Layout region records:

^^^^^^^^^^^^^^^^

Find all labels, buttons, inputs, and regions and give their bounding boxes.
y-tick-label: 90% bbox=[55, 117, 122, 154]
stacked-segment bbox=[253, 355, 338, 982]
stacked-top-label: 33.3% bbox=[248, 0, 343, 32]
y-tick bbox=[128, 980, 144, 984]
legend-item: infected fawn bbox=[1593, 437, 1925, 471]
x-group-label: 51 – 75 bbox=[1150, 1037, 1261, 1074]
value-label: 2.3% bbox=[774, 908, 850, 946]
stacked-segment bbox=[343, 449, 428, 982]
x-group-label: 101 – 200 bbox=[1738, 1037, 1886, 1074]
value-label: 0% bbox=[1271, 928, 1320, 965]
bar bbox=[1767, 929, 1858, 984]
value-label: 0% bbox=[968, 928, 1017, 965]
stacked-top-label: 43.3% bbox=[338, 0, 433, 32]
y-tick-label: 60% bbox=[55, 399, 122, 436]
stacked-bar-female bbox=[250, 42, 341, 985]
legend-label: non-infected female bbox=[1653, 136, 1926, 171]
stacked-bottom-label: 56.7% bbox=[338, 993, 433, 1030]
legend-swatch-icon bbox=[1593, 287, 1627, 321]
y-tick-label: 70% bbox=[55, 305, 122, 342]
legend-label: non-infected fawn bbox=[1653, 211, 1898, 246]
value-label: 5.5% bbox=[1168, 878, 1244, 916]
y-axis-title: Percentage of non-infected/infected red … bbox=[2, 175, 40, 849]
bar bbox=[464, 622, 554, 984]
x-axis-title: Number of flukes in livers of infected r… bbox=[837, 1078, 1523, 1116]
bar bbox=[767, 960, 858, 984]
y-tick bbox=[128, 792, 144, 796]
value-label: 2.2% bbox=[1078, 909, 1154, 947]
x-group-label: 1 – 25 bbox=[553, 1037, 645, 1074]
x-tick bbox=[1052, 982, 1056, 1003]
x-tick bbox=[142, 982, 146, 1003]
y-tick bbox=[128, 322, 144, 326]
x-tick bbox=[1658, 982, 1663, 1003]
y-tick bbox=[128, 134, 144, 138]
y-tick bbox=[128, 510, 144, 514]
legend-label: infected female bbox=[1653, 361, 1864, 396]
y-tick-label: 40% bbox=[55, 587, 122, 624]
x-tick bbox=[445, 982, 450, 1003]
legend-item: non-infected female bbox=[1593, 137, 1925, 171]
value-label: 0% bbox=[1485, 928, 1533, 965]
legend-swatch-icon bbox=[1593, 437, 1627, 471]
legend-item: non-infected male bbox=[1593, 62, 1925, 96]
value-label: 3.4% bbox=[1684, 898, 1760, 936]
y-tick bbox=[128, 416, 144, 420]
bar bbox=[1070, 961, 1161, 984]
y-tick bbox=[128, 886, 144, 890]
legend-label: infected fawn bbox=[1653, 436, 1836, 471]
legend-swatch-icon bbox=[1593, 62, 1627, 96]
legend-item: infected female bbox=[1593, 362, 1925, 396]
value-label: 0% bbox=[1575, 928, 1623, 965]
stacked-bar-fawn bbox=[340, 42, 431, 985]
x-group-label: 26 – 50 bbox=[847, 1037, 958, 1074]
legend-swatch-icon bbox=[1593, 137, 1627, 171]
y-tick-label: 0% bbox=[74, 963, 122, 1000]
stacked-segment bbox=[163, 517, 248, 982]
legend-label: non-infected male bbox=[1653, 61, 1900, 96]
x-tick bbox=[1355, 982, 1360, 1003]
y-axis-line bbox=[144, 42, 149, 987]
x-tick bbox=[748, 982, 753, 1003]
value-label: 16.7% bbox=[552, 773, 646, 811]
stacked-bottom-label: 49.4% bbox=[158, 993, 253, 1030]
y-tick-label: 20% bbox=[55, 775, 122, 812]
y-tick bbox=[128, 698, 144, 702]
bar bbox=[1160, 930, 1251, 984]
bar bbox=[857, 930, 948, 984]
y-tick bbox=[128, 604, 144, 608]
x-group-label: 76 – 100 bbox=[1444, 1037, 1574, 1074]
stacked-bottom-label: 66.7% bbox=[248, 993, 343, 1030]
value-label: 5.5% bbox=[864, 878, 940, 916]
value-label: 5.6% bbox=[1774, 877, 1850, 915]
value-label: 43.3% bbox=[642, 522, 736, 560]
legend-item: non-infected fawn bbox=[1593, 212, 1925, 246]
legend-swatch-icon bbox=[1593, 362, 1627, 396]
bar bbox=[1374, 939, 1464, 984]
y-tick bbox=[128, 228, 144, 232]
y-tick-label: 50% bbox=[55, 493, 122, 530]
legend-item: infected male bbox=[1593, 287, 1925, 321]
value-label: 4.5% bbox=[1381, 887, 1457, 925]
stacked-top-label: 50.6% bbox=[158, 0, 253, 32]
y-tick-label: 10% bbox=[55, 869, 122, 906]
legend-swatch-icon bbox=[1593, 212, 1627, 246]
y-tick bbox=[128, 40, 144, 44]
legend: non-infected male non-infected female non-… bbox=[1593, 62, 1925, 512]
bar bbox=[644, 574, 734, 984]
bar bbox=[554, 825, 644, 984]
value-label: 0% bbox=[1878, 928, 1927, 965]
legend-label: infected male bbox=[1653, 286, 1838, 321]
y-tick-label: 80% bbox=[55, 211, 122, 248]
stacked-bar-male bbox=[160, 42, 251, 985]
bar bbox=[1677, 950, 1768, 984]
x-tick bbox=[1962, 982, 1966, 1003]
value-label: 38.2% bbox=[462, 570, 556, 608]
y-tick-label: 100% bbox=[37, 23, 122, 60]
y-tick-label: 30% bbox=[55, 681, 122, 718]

^^^^^^^^^^^^^^^^

Reproduce all of the entries above, line for line and without any change.

Find all labels, buttons, inputs, and regions and give their bounding boxes.
y-tick-label: 90% bbox=[55, 117, 122, 154]
stacked-segment bbox=[253, 355, 338, 982]
stacked-top-label: 33.3% bbox=[248, 0, 343, 32]
y-tick bbox=[128, 980, 144, 984]
legend-item: infected fawn bbox=[1593, 437, 1925, 471]
x-group-label: 51 – 75 bbox=[1150, 1037, 1261, 1074]
value-label: 2.3% bbox=[774, 908, 850, 946]
stacked-segment bbox=[343, 449, 428, 982]
x-group-label: 101 – 200 bbox=[1738, 1037, 1886, 1074]
value-label: 0% bbox=[1271, 928, 1320, 965]
bar bbox=[1767, 929, 1858, 984]
value-label: 0% bbox=[968, 928, 1017, 965]
stacked-top-label: 43.3% bbox=[338, 0, 433, 32]
y-tick-label: 60% bbox=[55, 399, 122, 436]
stacked-bar-female bbox=[250, 42, 341, 985]
legend-label: non-infected female bbox=[1653, 136, 1926, 171]
stacked-bottom-label: 56.7% bbox=[338, 993, 433, 1030]
legend-swatch-icon bbox=[1593, 287, 1627, 321]
y-tick-label: 70% bbox=[55, 305, 122, 342]
legend-label: non-infected fawn bbox=[1653, 211, 1898, 246]
value-label: 5.5% bbox=[1168, 878, 1244, 916]
y-axis-title: Percentage of non-infected/infected red … bbox=[2, 175, 40, 849]
bar bbox=[464, 622, 554, 984]
x-axis-title: Number of flukes in livers of infected r… bbox=[837, 1078, 1523, 1116]
bar bbox=[767, 960, 858, 984]
y-tick bbox=[128, 792, 144, 796]
value-label: 2.2% bbox=[1078, 909, 1154, 947]
x-group-label: 1 – 25 bbox=[553, 1037, 645, 1074]
x-tick bbox=[1052, 982, 1056, 1003]
x-tick bbox=[142, 982, 146, 1003]
y-tick bbox=[128, 322, 144, 326]
x-tick bbox=[1658, 982, 1663, 1003]
y-tick bbox=[128, 134, 144, 138]
y-tick bbox=[128, 510, 144, 514]
legend-label: infected female bbox=[1653, 361, 1864, 396]
y-tick-label: 40% bbox=[55, 587, 122, 624]
x-tick bbox=[445, 982, 450, 1003]
legend-item: non-infected female bbox=[1593, 137, 1925, 171]
value-label: 0% bbox=[1485, 928, 1533, 965]
legend-swatch-icon bbox=[1593, 437, 1627, 471]
legend-item: non-infected male bbox=[1593, 62, 1925, 96]
value-label: 3.4% bbox=[1684, 898, 1760, 936]
y-tick bbox=[128, 416, 144, 420]
bar bbox=[1070, 961, 1161, 984]
y-tick bbox=[128, 886, 144, 890]
legend-label: infected fawn bbox=[1653, 436, 1836, 471]
legend-swatch-icon bbox=[1593, 62, 1627, 96]
legend-item: infected female bbox=[1593, 362, 1925, 396]
value-label: 0% bbox=[1575, 928, 1623, 965]
stacked-bar-fawn bbox=[340, 42, 431, 985]
x-group-label: 26 – 50 bbox=[847, 1037, 958, 1074]
legend-swatch-icon bbox=[1593, 137, 1627, 171]
y-tick-label: 0% bbox=[74, 963, 122, 1000]
stacked-segment bbox=[163, 517, 248, 982]
legend-label: non-infected male bbox=[1653, 61, 1900, 96]
x-tick bbox=[1355, 982, 1360, 1003]
y-axis-line bbox=[144, 42, 149, 987]
x-tick bbox=[748, 982, 753, 1003]
value-label: 16.7% bbox=[552, 773, 646, 811]
stacked-bottom-label: 49.4% bbox=[158, 993, 253, 1030]
y-tick-label: 20% bbox=[55, 775, 122, 812]
y-tick bbox=[128, 698, 144, 702]
bar bbox=[1160, 930, 1251, 984]
bar bbox=[857, 930, 948, 984]
y-tick bbox=[128, 604, 144, 608]
x-group-label: 76 – 100 bbox=[1444, 1037, 1574, 1074]
stacked-bottom-label: 66.7% bbox=[248, 993, 343, 1030]
value-label: 5.5% bbox=[864, 878, 940, 916]
value-label: 5.6% bbox=[1774, 877, 1850, 915]
value-label: 43.3% bbox=[642, 522, 736, 560]
legend-item: non-infected fawn bbox=[1593, 212, 1925, 246]
legend-swatch-icon bbox=[1593, 362, 1627, 396]
bar bbox=[1374, 939, 1464, 984]
y-tick bbox=[128, 228, 144, 232]
y-tick-label: 50% bbox=[55, 493, 122, 530]
legend-item: infected male bbox=[1593, 287, 1925, 321]
value-label: 4.5% bbox=[1381, 887, 1457, 925]
stacked-top-label: 50.6% bbox=[158, 0, 253, 32]
y-tick-label: 10% bbox=[55, 869, 122, 906]
legend-swatch-icon bbox=[1593, 212, 1627, 246]
y-tick bbox=[128, 40, 144, 44]
legend: non-infected male non-infected female non-… bbox=[1593, 62, 1925, 512]
bar bbox=[644, 574, 734, 984]
bar bbox=[554, 825, 644, 984]
value-label: 0% bbox=[1878, 928, 1927, 965]
legend-label: infected male bbox=[1653, 286, 1838, 321]
y-tick-label: 80% bbox=[55, 211, 122, 248]
stacked-bar-male bbox=[160, 42, 251, 985]
bar bbox=[1677, 950, 1768, 984]
x-tick bbox=[1962, 982, 1966, 1003]
value-label: 38.2% bbox=[462, 570, 556, 608]
y-tick-label: 100% bbox=[37, 23, 122, 60]
y-tick-label: 30% bbox=[55, 681, 122, 718]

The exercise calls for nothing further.